• **WORK TO COMPLETE**:
Drop all images and give the records again exactly.

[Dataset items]

# # # #

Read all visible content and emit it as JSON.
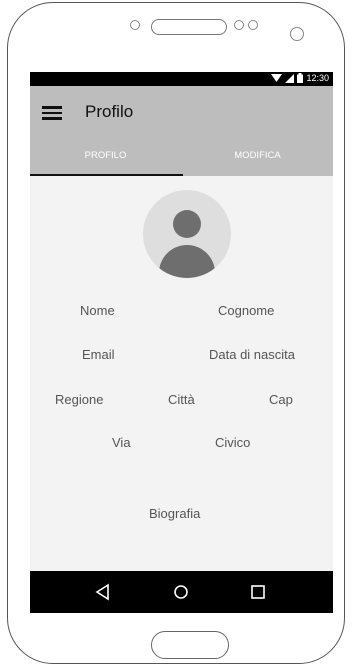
{
  "status_bar": {
    "time": "12:30"
  },
  "app_bar": {
    "title": "Profilo"
  },
  "tabs": [
    {
      "label": "PROFILO",
      "active": true
    },
    {
      "label": "MODIFICA",
      "active": false
    }
  ],
  "profile_fields": {
    "nome": "Nome",
    "cognome": "Cognome",
    "email": "Email",
    "data_nascita": "Data di nascita",
    "regione": "Regione",
    "citta": "Città",
    "cap": "Cap",
    "via": "Via",
    "civico": "Civico",
    "biografia": "Biografia"
  },
  "icons": {
    "menu": "menu-icon",
    "avatar": "person-icon",
    "nav_back": "back-triangle-icon",
    "nav_home": "home-circle-icon",
    "nav_recents": "recents-square-icon",
    "wifi": "wifi-icon",
    "signal": "signal-icon",
    "battery": "battery-icon"
  },
  "colors": {
    "app_bar": "#bdbdbd",
    "background": "#f3f3f3",
    "tab_indicator": "#111111",
    "nav_bar": "#000000"
  }
}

# # # #

• **SOLVED EXERCISE**:
Read all visible content and emit it as JSON.
{
  "status_bar": {
    "time": "12:30"
  },
  "app_bar": {
    "title": "Profilo"
  },
  "tabs": [
    {
      "label": "PROFILO",
      "active": true
    },
    {
      "label": "MODIFICA",
      "active": false
    }
  ],
  "profile_fields": {
    "nome": "Nome",
    "cognome": "Cognome",
    "email": "Email",
    "data_nascita": "Data di nascita",
    "regione": "Regione",
    "citta": "Città",
    "cap": "Cap",
    "via": "Via",
    "civico": "Civico",
    "biografia": "Biografia"
  },
  "icons": {
    "menu": "menu-icon",
    "avatar": "person-icon",
    "nav_back": "back-triangle-icon",
    "nav_home": "home-circle-icon",
    "nav_recents": "recents-square-icon",
    "wifi": "wifi-icon",
    "signal": "signal-icon",
    "battery": "battery-icon"
  },
  "colors": {
    "app_bar": "#bdbdbd",
    "background": "#f3f3f3",
    "tab_indicator": "#111111",
    "nav_bar": "#000000"
  }
}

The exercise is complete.